DIRECTIONS:
Filter the entries that follow, copying every line in which the word "object" appears.

____ EXCERPTED DATA

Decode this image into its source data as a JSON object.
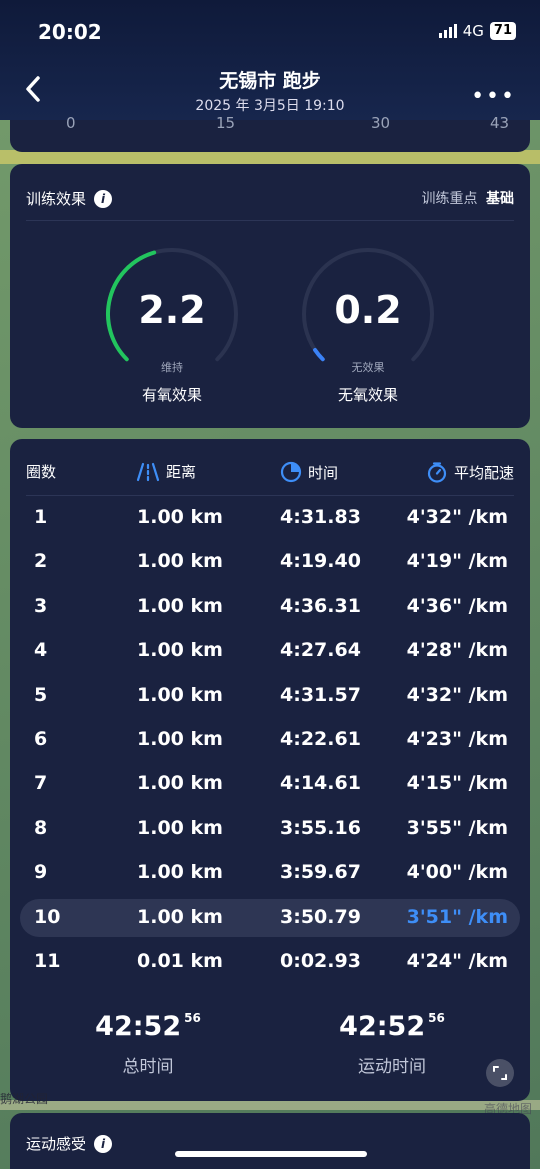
{
  "status_bar": {
    "time": "20:02",
    "network": "4G",
    "battery": "71"
  },
  "header": {
    "title": "无锡市 跑步",
    "subtitle": "2025 年 3月5日 19:10",
    "more_label": "•••"
  },
  "axis_ticks": [
    "0",
    "15",
    "30",
    "43"
  ],
  "training_effect": {
    "title": "训练效果",
    "focus_label": "训练重点",
    "focus_value": "基础",
    "aerobic": {
      "value": "2.2",
      "status": "维持",
      "name": "有氧效果",
      "level": 0.44,
      "color": "#22c55e"
    },
    "anaerobic": {
      "value": "0.2",
      "status": "无效果",
      "name": "无氧效果",
      "level": 0.04,
      "color": "#3b82f6"
    }
  },
  "laps": {
    "headers": {
      "lap": "圈数",
      "distance": "距离",
      "time": "时间",
      "pace": "平均配速"
    },
    "rows": [
      {
        "lap": "1",
        "distance": "1.00 km",
        "time": "4:31.83",
        "pace": "4'32\" /km"
      },
      {
        "lap": "2",
        "distance": "1.00 km",
        "time": "4:19.40",
        "pace": "4'19\" /km"
      },
      {
        "lap": "3",
        "distance": "1.00 km",
        "time": "4:36.31",
        "pace": "4'36\" /km"
      },
      {
        "lap": "4",
        "distance": "1.00 km",
        "time": "4:27.64",
        "pace": "4'28\" /km"
      },
      {
        "lap": "5",
        "distance": "1.00 km",
        "time": "4:31.57",
        "pace": "4'32\" /km"
      },
      {
        "lap": "6",
        "distance": "1.00 km",
        "time": "4:22.61",
        "pace": "4'23\" /km"
      },
      {
        "lap": "7",
        "distance": "1.00 km",
        "time": "4:14.61",
        "pace": "4'15\" /km"
      },
      {
        "lap": "8",
        "distance": "1.00 km",
        "time": "3:55.16",
        "pace": "3'55\" /km"
      },
      {
        "lap": "9",
        "distance": "1.00 km",
        "time": "3:59.67",
        "pace": "4'00\" /km"
      },
      {
        "lap": "10",
        "distance": "1.00 km",
        "time": "3:50.79",
        "pace": "3'51\" /km"
      },
      {
        "lap": "11",
        "distance": "0.01 km",
        "time": "0:02.93",
        "pace": "4'24\" /km"
      }
    ],
    "highlight_lap": "10",
    "accent_color": "#3e8ef7"
  },
  "totals": {
    "total_time": {
      "main": "42:52",
      "sub": "56",
      "label": "总时间"
    },
    "moving_time": {
      "main": "42:52",
      "sub": "56",
      "label": "运动时间"
    }
  },
  "feel": {
    "title": "运动感受"
  },
  "map_labels": {
    "left": "鹅湖公园",
    "right": "高德地图"
  }
}
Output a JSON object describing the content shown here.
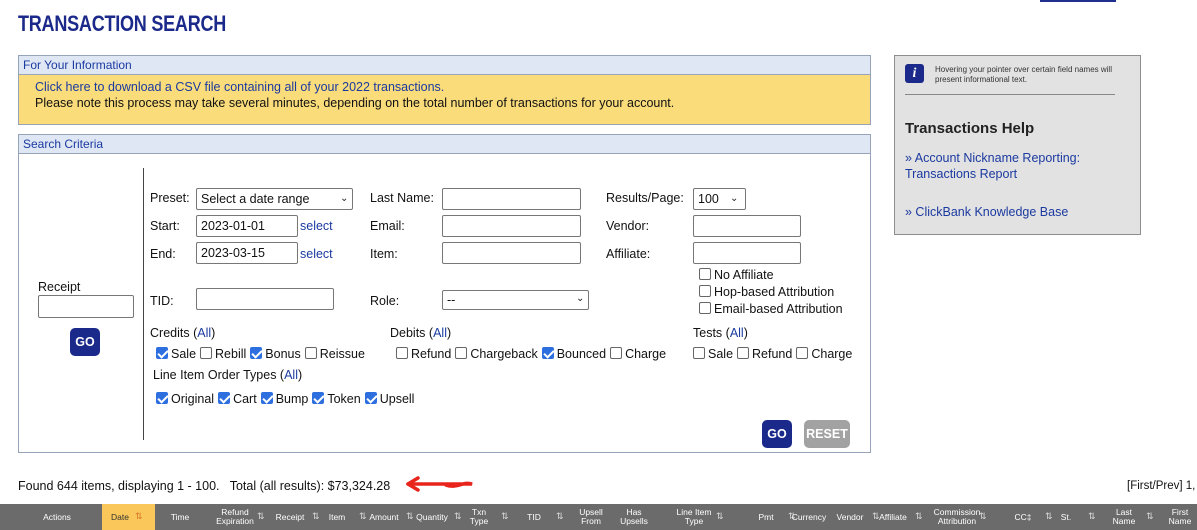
{
  "page_title": "TRANSACTION SEARCH",
  "info": {
    "header": "For Your Information",
    "csv_link": "Click here to download a CSV file containing all of your 2022 transactions.",
    "note": "Please note this process may take several minutes, depending on the total number of transactions for your account."
  },
  "search": {
    "header": "Search Criteria",
    "receipt_label": "Receipt",
    "receipt_value": "",
    "go_label": "GO",
    "preset_label": "Preset:",
    "preset_value": "Select a date range",
    "start_label": "Start:",
    "start_value": "2023-01-01",
    "end_label": "End:",
    "end_value": "2023-03-15",
    "select_link": "select",
    "tid_label": "TID:",
    "tid_value": "",
    "last_name_label": "Last Name:",
    "email_label": "Email:",
    "item_label": "Item:",
    "role_label": "Role:",
    "role_value": "--",
    "results_label": "Results/Page:",
    "results_value": "100",
    "vendor_label": "Vendor:",
    "affiliate_label": "Affiliate:",
    "no_affiliate": "No Affiliate",
    "hop_attr": "Hop-based Attribution",
    "email_attr": "Email-based Attribution",
    "credits_label": "Credits (",
    "debits_label": "Debits (",
    "tests_label": "Tests (",
    "all_link": "All",
    "close_paren": ")",
    "credits": [
      {
        "label": "Sale",
        "checked": true
      },
      {
        "label": "Rebill",
        "checked": false
      },
      {
        "label": "Bonus",
        "checked": true
      },
      {
        "label": "Reissue",
        "checked": false
      }
    ],
    "debits": [
      {
        "label": "Refund",
        "checked": false
      },
      {
        "label": "Chargeback",
        "checked": false
      },
      {
        "label": "Bounced",
        "checked": true
      },
      {
        "label": "Charge",
        "checked": false
      }
    ],
    "tests": [
      {
        "label": "Sale",
        "checked": false
      },
      {
        "label": "Refund",
        "checked": false
      },
      {
        "label": "Charge",
        "checked": false
      }
    ],
    "line_item_label": "Line Item Order Types (",
    "line_items": [
      {
        "label": "Original",
        "checked": true
      },
      {
        "label": "Cart",
        "checked": true
      },
      {
        "label": "Bump",
        "checked": true
      },
      {
        "label": "Token",
        "checked": true
      },
      {
        "label": "Upsell",
        "checked": true
      }
    ],
    "reset_label": "RESET"
  },
  "help": {
    "icon": "info-icon",
    "note": "Hovering your pointer over certain field names will present informational text.",
    "title": "Transactions Help",
    "link1": "» Account Nickname Reporting: Transactions Report",
    "link2": "» ClickBank Knowledge Base"
  },
  "results": {
    "summary": "Found 644 items, displaying 1 - 100.   Total (all results): $73,324.28",
    "paging": "[First/Prev] 1,"
  },
  "table_headers": [
    "Actions",
    "Date",
    "Time",
    "Refund Expiration",
    "Receipt",
    "Item",
    "Amount",
    "Quantity",
    "Txn Type",
    "TID",
    "Upsell From",
    "Has Upsells",
    "Line Item Type",
    "Pmt",
    "Currency",
    "Vendor",
    "Affiliate",
    "Commission Attribution",
    "CC‡",
    "St.",
    "Last Name",
    "First Name"
  ],
  "colors": {
    "accent": "#1b2a8a",
    "info_bg": "#fadc7b",
    "sorted_col": "#f9c75a",
    "arrow": "#e8241c"
  }
}
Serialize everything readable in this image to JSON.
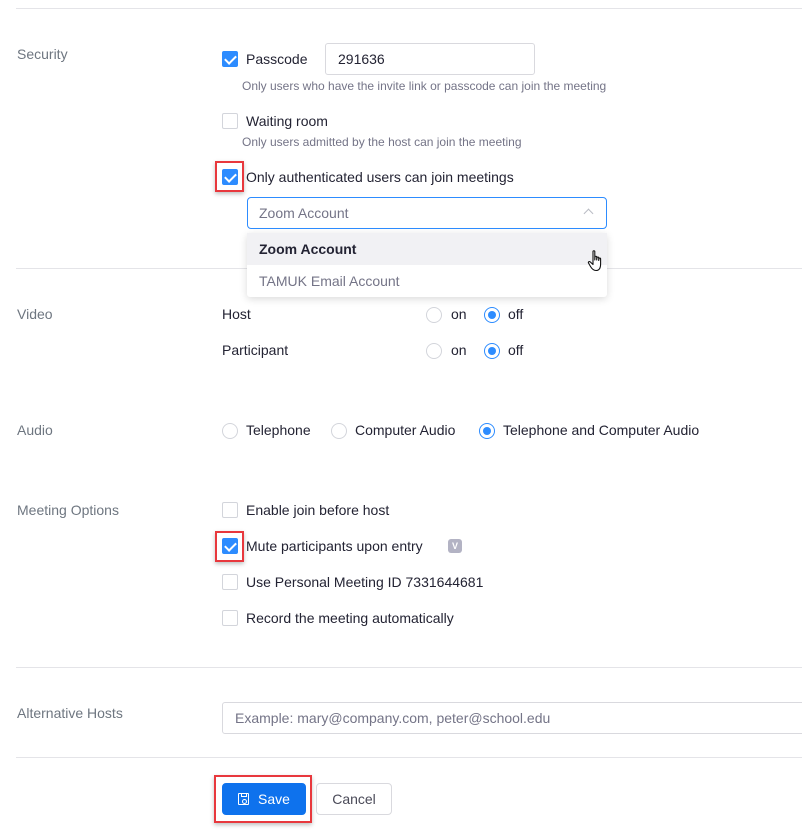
{
  "security": {
    "label": "Security",
    "passcode": {
      "label": "Passcode",
      "checked": true,
      "value": "291636",
      "hint": "Only users who have the invite link or passcode can join the meeting"
    },
    "waiting_room": {
      "label": "Waiting room",
      "checked": false,
      "hint": "Only users admitted by the host can join the meeting"
    },
    "authenticated": {
      "label": "Only authenticated users can join meetings",
      "checked": true,
      "select": {
        "value": "Zoom Account",
        "expanded": true,
        "options": [
          "Zoom Account",
          "TAMUK Email Account"
        ],
        "hovered_option": "Zoom Account"
      }
    }
  },
  "video": {
    "label": "Video",
    "host": {
      "label": "Host",
      "on_label": "on",
      "off_label": "off",
      "selected": "off"
    },
    "participant": {
      "label": "Participant",
      "on_label": "on",
      "off_label": "off",
      "selected": "off"
    }
  },
  "audio": {
    "label": "Audio",
    "options": [
      "Telephone",
      "Computer Audio",
      "Telephone and Computer Audio"
    ],
    "selected": "Telephone and Computer Audio"
  },
  "meeting_options": {
    "label": "Meeting Options",
    "items": [
      {
        "label": "Enable join before host",
        "checked": false
      },
      {
        "label": "Mute participants upon entry",
        "checked": true,
        "badge": "V"
      },
      {
        "label": "Use Personal Meeting ID 7331644681",
        "checked": false
      },
      {
        "label": "Record the meeting automatically",
        "checked": false
      }
    ]
  },
  "alternative_hosts": {
    "label": "Alternative Hosts",
    "value": "",
    "placeholder": "Example: mary@company.com, peter@school.edu"
  },
  "actions": {
    "save_label": "Save",
    "cancel_label": "Cancel"
  },
  "colors": {
    "accent": "#2d8cff",
    "primary_button": "#0e72ed",
    "highlight": "#e8383d"
  }
}
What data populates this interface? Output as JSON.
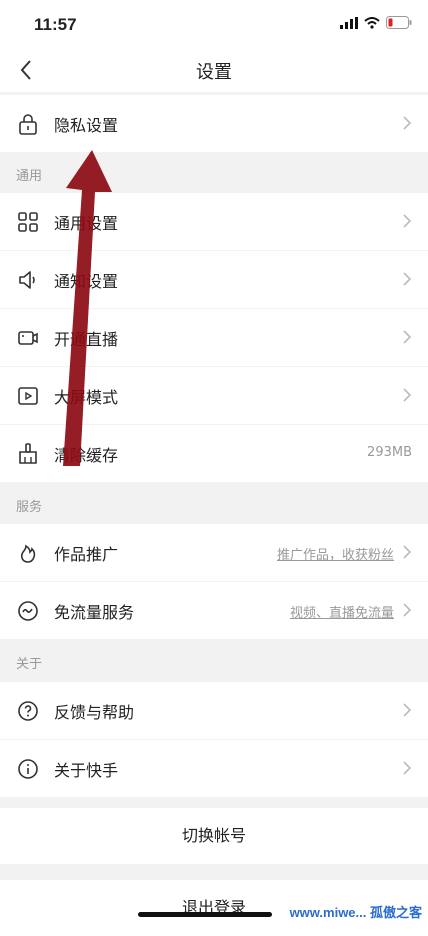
{
  "status": {
    "time": "11:57"
  },
  "nav": {
    "title": "设置"
  },
  "privacy": {
    "label": "隐私设置"
  },
  "sections": {
    "general": "通用",
    "service": "服务",
    "about": "关于"
  },
  "general_items": [
    {
      "label": "通用设置",
      "icon": "grid-icon"
    },
    {
      "label": "通知设置",
      "icon": "speaker-icon"
    },
    {
      "label": "开通直播",
      "icon": "camera-icon"
    },
    {
      "label": "大屏模式",
      "icon": "play-icon"
    },
    {
      "label": "清除缓存",
      "icon": "brush-icon",
      "value": "293MB"
    }
  ],
  "service_items": [
    {
      "label": "作品推广",
      "icon": "fire-icon",
      "value": "推广作品，收获粉丝"
    },
    {
      "label": "免流量服务",
      "icon": "wave-icon",
      "value": "视频、直播免流量"
    }
  ],
  "about_items": [
    {
      "label": "反馈与帮助",
      "icon": "help-icon"
    },
    {
      "label": "关于快手",
      "icon": "info-icon"
    }
  ],
  "actions": {
    "switch_account": "切换帐号",
    "logout": "退出登录"
  },
  "watermark": "www.miwe... 孤傲之客",
  "colors": {
    "arrow": "#8b0a14",
    "accent_text": "#999999"
  }
}
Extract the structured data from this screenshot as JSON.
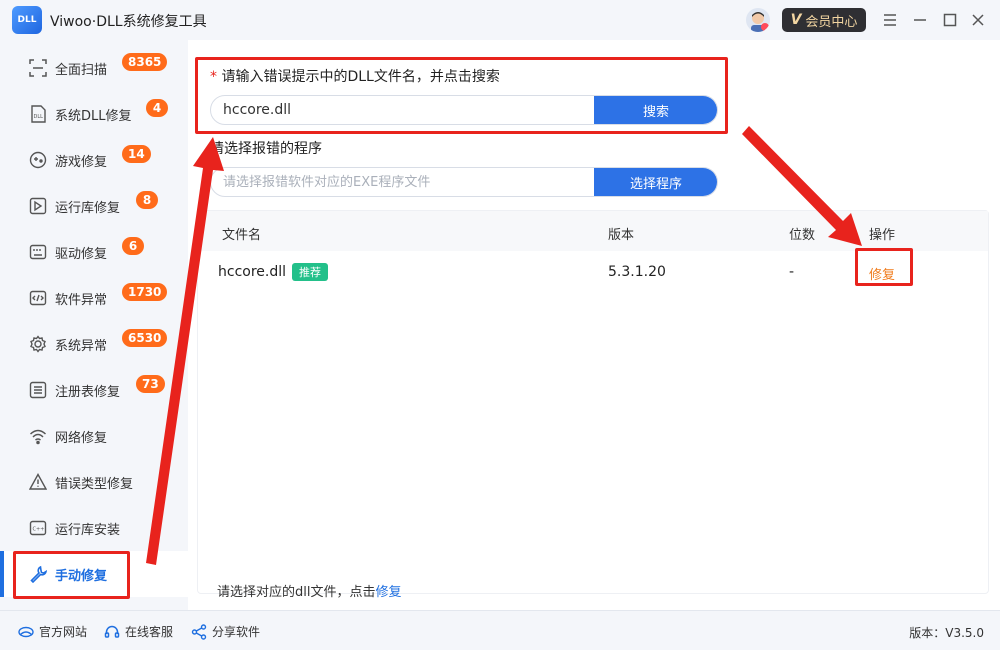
{
  "window": {
    "title": "Viwoo·DLL系统修复工具",
    "logo_text": "DLL",
    "vip_label": "会员中心",
    "vip_letter": "V"
  },
  "sidebar": {
    "items": [
      {
        "label": "全面扫描",
        "badge": "8365"
      },
      {
        "label": "系统DLL修复",
        "badge": "4"
      },
      {
        "label": "游戏修复",
        "badge": "14"
      },
      {
        "label": "运行库修复",
        "badge": "8"
      },
      {
        "label": "驱动修复",
        "badge": "6"
      },
      {
        "label": "软件异常",
        "badge": "1730"
      },
      {
        "label": "系统异常",
        "badge": "6530"
      },
      {
        "label": "注册表修复",
        "badge": "73"
      },
      {
        "label": "网络修复"
      },
      {
        "label": "错误类型修复"
      },
      {
        "label": "运行库安装"
      },
      {
        "label": "手动修复"
      }
    ]
  },
  "search": {
    "required_mark": "*",
    "label": "请输入错误提示中的DLL文件名，并点击搜索",
    "value": "hccore.dll",
    "button": "搜索"
  },
  "program": {
    "label": "请选择报错的程序",
    "placeholder": "请选择报错软件对应的EXE程序文件",
    "button": "选择程序"
  },
  "table": {
    "headers": [
      "文件名",
      "版本",
      "位数",
      "操作"
    ],
    "rows": [
      {
        "filename": "hccore.dll",
        "tag": "推荐",
        "version": "5.3.1.20",
        "bits": "-",
        "action": "修复"
      }
    ]
  },
  "hint": {
    "text": "请选择对应的dll文件，点击",
    "link": "修复"
  },
  "footer": {
    "website": "官方网站",
    "service": "在线客服",
    "share": "分享软件",
    "version": "版本：V3.5.0"
  },
  "colors": {
    "accent": "#2d72e6",
    "badge": "#ff6b1a",
    "highlight": "#e8231d",
    "tag": "#23c08a",
    "action": "#f07b1b"
  }
}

________

SOLUTION:
Decode this image into its source data as a JSON object.
Output a JSON object describing the content shown here.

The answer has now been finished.